===== Given data =====

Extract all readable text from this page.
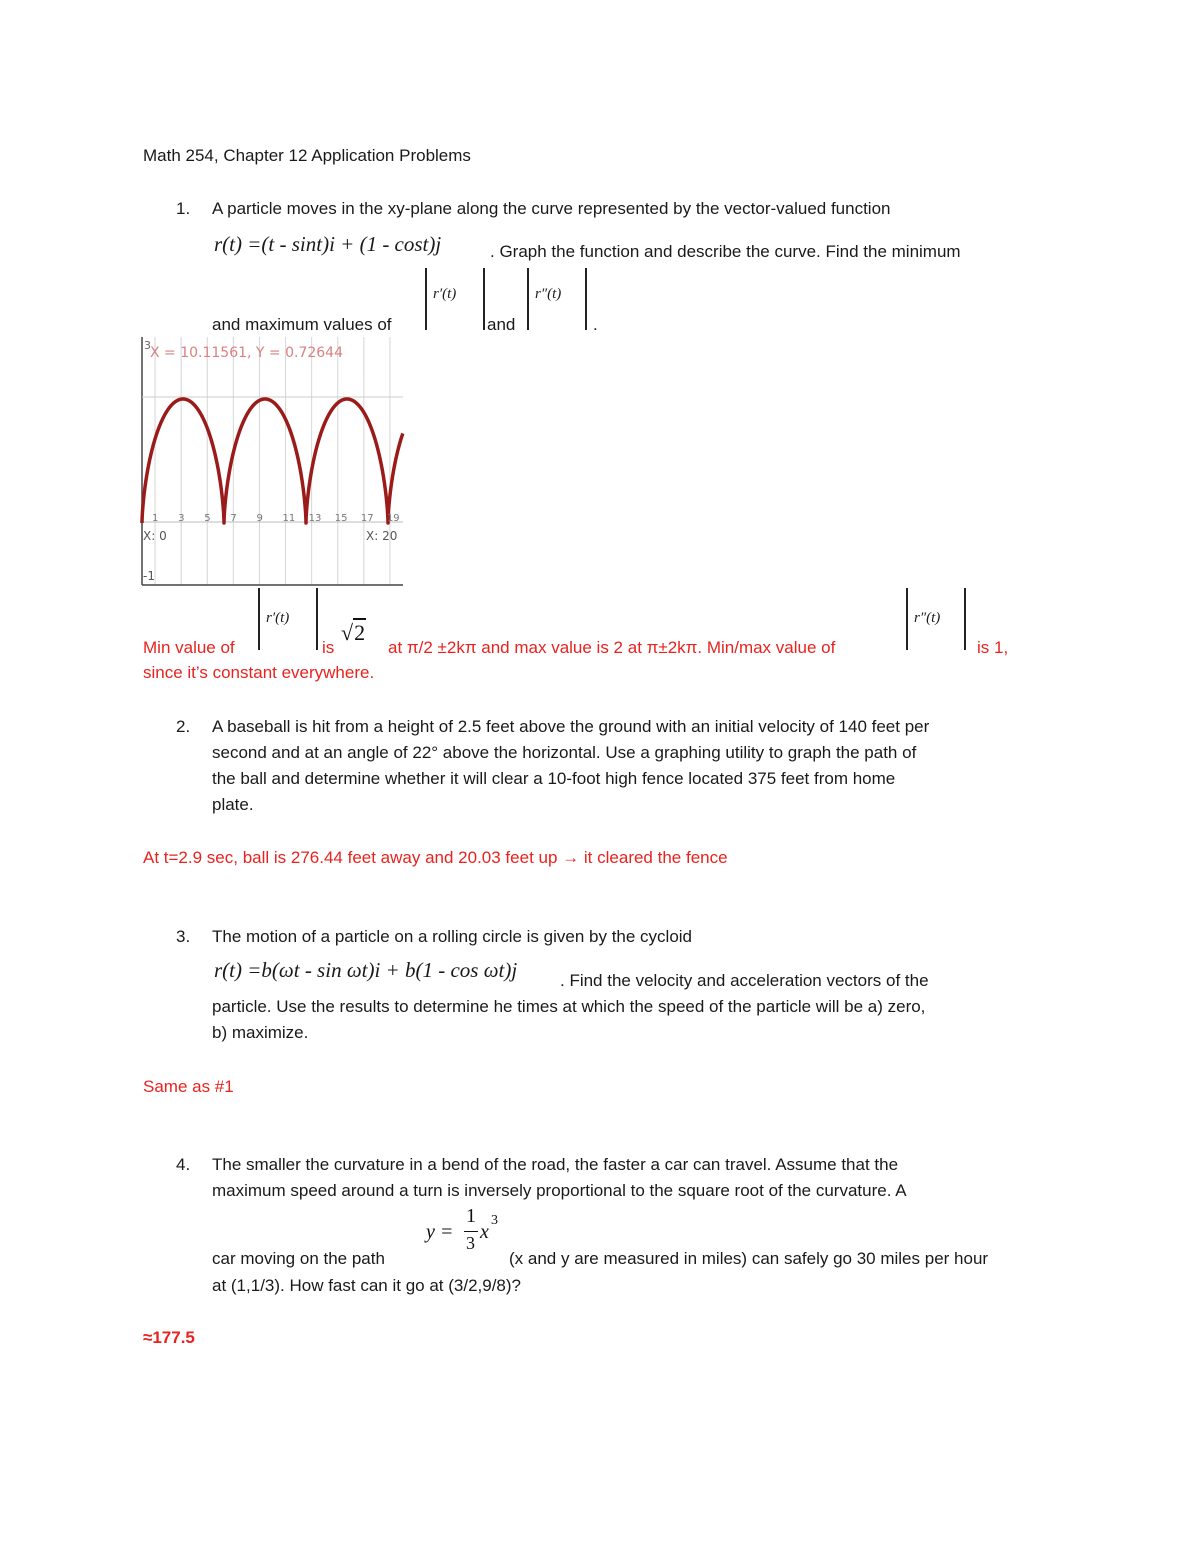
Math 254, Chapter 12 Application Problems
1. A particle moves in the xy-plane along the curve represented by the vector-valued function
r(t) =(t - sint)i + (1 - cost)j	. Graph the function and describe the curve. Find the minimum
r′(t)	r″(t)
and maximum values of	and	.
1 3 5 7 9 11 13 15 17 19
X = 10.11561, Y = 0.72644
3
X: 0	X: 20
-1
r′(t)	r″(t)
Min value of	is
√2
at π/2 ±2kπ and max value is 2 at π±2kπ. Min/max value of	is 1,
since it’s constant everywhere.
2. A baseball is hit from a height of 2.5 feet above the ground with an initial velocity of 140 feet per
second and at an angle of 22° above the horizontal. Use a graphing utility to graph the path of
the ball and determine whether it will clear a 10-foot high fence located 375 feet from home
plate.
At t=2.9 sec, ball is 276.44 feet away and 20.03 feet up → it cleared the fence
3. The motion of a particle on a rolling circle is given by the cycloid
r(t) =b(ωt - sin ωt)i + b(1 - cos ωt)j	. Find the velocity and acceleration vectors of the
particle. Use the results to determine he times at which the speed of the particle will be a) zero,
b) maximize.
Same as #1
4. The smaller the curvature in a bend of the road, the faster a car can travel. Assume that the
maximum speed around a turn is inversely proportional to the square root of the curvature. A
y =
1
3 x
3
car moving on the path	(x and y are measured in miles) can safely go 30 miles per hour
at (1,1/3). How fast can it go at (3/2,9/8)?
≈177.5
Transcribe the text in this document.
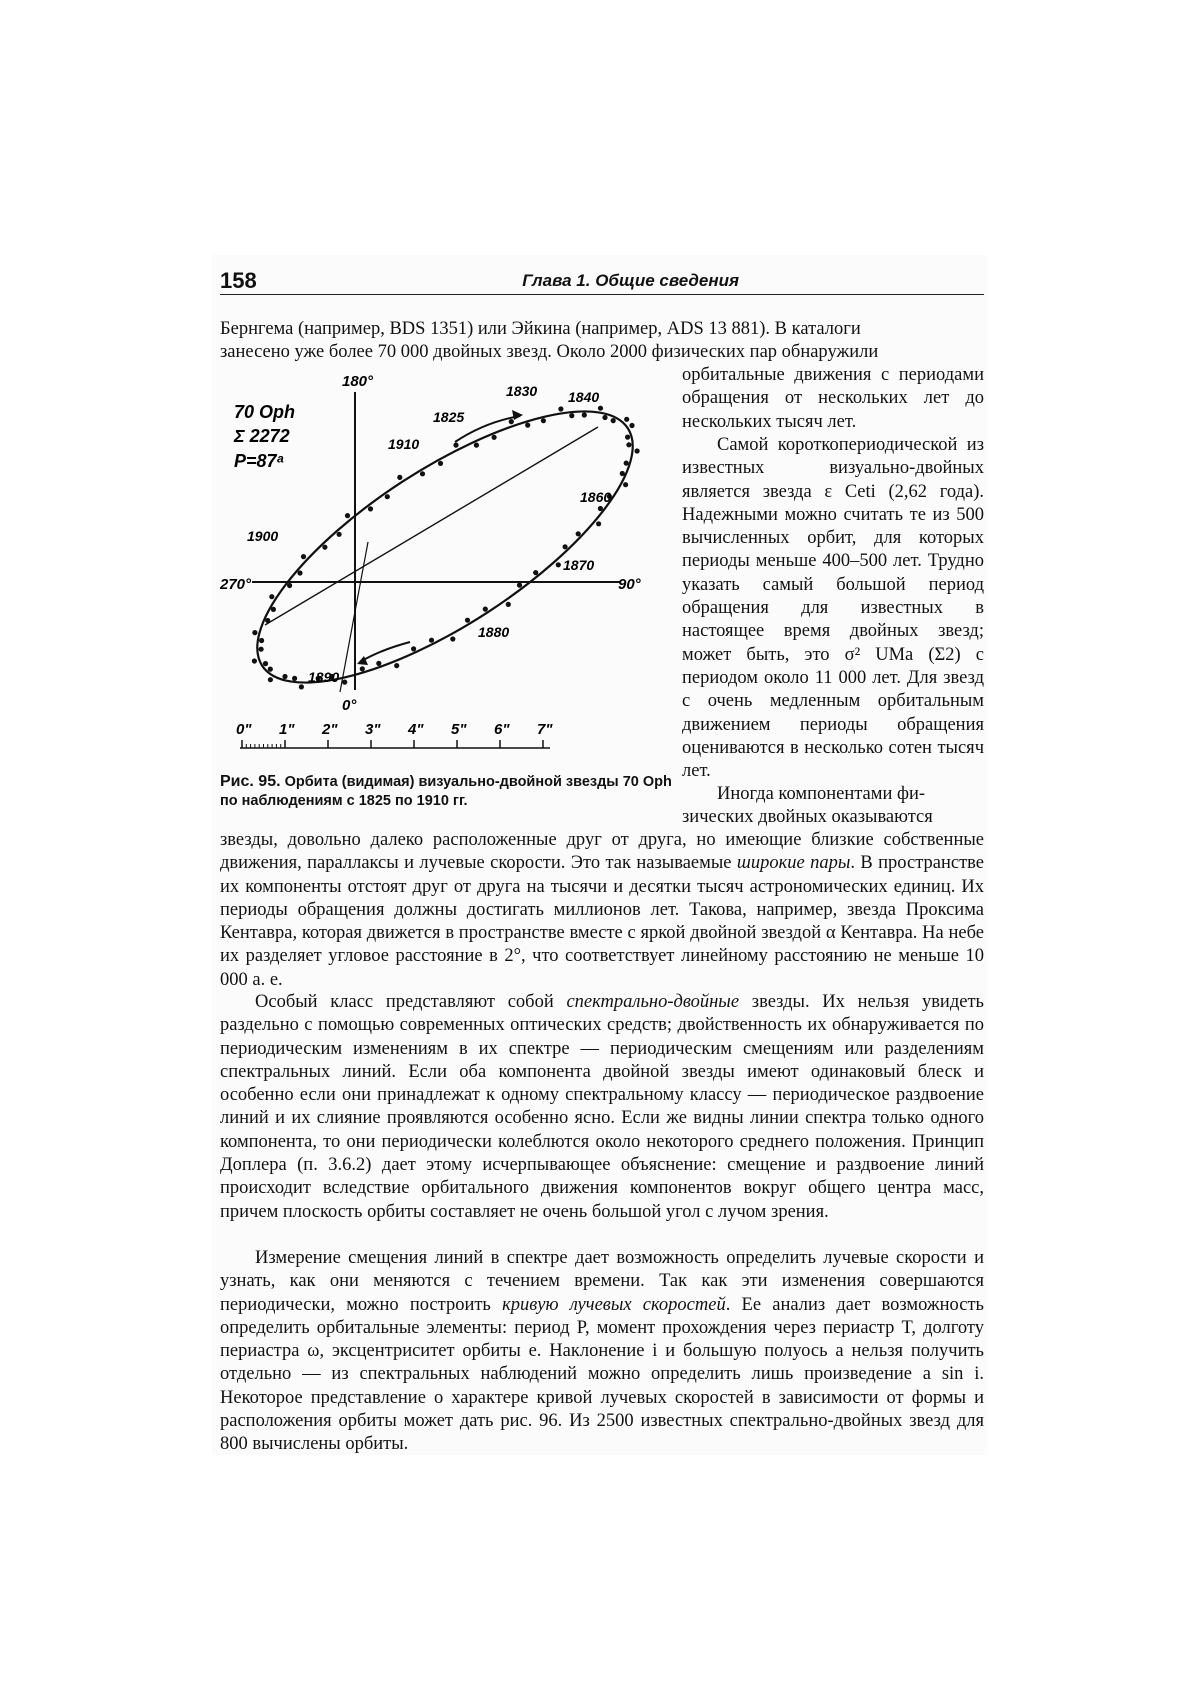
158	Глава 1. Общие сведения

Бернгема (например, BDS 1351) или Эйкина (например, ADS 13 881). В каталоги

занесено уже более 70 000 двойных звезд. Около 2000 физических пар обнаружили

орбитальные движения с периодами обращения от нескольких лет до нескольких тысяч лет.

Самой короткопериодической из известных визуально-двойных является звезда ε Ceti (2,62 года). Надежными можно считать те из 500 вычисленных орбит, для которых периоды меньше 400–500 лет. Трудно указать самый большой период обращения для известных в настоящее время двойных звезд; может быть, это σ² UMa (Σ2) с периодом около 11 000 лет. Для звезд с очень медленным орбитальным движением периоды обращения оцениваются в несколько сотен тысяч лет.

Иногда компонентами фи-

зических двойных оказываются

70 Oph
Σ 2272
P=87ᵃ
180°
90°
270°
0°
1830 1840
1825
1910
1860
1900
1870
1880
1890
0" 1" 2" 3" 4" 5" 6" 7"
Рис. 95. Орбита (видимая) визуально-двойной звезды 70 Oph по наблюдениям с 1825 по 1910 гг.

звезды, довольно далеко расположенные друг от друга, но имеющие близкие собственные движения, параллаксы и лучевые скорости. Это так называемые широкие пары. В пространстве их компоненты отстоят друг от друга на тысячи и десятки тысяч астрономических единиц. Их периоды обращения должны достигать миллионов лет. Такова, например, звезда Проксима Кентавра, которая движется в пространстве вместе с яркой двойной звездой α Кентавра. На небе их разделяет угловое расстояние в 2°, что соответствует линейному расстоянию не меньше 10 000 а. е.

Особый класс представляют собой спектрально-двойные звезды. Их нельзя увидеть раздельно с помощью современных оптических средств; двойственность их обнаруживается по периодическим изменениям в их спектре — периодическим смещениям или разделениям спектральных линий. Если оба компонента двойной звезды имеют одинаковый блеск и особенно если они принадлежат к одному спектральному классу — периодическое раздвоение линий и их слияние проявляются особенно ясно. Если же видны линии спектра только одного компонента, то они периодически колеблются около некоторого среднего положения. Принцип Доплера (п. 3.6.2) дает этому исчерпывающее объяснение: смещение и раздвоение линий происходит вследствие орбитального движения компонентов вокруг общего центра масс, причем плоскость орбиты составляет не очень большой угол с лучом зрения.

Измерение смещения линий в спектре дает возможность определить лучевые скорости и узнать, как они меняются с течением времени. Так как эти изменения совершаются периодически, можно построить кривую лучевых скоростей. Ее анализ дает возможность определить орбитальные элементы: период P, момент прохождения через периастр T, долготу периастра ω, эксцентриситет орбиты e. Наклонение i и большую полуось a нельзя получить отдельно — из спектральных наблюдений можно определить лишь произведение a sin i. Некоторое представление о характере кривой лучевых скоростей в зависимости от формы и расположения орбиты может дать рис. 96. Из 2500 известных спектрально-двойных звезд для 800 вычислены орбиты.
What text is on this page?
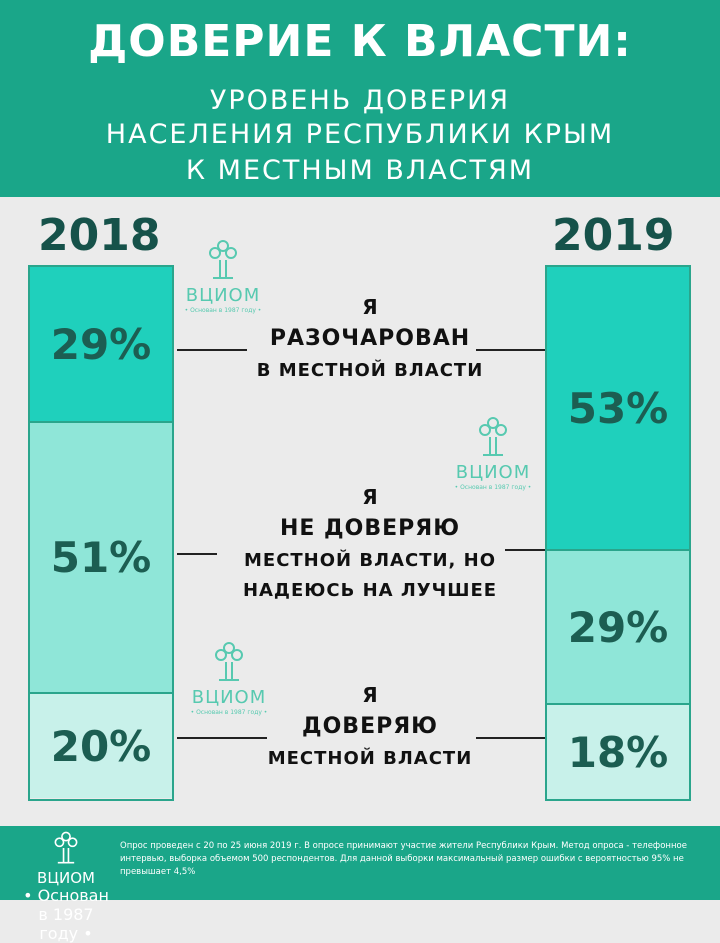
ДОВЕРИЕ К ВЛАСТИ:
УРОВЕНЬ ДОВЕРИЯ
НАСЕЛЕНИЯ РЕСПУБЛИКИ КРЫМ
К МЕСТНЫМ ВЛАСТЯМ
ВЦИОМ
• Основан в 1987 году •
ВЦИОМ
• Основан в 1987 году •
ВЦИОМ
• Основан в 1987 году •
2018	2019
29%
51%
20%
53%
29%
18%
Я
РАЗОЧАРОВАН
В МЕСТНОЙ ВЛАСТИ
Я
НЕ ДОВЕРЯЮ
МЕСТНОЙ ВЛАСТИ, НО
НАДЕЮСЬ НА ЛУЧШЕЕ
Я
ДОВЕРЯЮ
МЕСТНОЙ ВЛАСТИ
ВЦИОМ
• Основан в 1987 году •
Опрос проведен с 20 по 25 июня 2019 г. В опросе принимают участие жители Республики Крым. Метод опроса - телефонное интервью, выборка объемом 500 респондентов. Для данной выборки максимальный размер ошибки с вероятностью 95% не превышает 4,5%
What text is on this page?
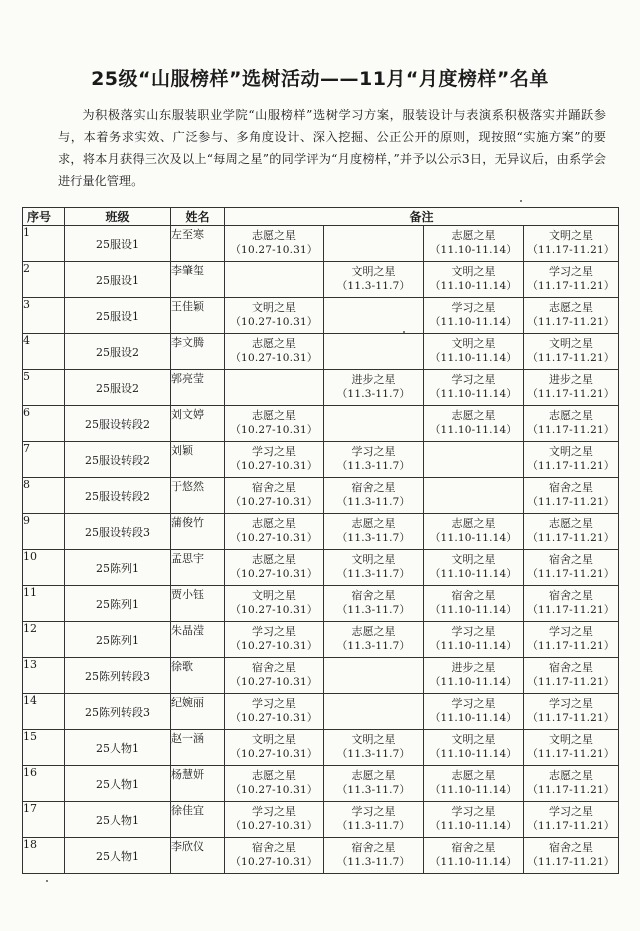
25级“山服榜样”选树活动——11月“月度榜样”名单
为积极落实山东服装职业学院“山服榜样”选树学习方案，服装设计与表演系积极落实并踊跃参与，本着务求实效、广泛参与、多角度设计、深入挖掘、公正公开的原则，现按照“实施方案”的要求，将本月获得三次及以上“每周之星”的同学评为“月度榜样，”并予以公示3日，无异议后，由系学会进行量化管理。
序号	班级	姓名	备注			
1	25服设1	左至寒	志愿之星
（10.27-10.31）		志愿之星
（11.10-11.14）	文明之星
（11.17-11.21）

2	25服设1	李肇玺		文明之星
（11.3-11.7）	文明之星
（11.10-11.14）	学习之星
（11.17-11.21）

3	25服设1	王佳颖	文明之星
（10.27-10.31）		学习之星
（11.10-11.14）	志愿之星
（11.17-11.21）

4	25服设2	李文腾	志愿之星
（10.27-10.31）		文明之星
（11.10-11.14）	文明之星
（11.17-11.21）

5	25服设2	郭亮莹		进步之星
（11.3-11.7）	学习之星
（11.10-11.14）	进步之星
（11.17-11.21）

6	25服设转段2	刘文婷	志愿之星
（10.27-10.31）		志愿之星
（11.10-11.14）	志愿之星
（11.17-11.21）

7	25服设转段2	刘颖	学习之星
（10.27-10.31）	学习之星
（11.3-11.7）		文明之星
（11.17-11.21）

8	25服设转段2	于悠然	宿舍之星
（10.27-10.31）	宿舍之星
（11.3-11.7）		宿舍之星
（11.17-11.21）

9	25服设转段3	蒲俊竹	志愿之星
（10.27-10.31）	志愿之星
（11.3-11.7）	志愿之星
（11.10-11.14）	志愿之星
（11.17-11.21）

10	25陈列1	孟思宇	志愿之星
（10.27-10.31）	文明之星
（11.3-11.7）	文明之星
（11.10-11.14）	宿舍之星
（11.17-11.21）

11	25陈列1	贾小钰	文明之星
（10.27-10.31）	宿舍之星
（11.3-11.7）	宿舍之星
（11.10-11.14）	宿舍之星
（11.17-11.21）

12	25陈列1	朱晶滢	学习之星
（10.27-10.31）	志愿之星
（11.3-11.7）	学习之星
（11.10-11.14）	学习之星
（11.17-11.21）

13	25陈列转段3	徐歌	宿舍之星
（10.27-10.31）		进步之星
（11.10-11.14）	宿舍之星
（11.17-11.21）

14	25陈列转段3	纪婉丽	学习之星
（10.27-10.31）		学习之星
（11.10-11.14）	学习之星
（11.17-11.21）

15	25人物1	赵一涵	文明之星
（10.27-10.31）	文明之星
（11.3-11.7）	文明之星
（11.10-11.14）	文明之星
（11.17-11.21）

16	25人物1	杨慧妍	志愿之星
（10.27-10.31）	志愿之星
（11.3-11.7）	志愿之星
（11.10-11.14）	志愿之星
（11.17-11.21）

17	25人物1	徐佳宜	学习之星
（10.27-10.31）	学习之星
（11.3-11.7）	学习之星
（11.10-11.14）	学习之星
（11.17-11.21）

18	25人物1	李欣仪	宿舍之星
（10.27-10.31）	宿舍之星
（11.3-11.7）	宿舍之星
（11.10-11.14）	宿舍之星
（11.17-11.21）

=====

Work to do
Search the preceding listing for the word "path" and pull out every line that holds it.

Task answer
second and at an angle of 22° above the horizontal. Use a graphing utility to graph the path of
car moving on the path	(x and y are measured in miles) can safely go 30 miles per hour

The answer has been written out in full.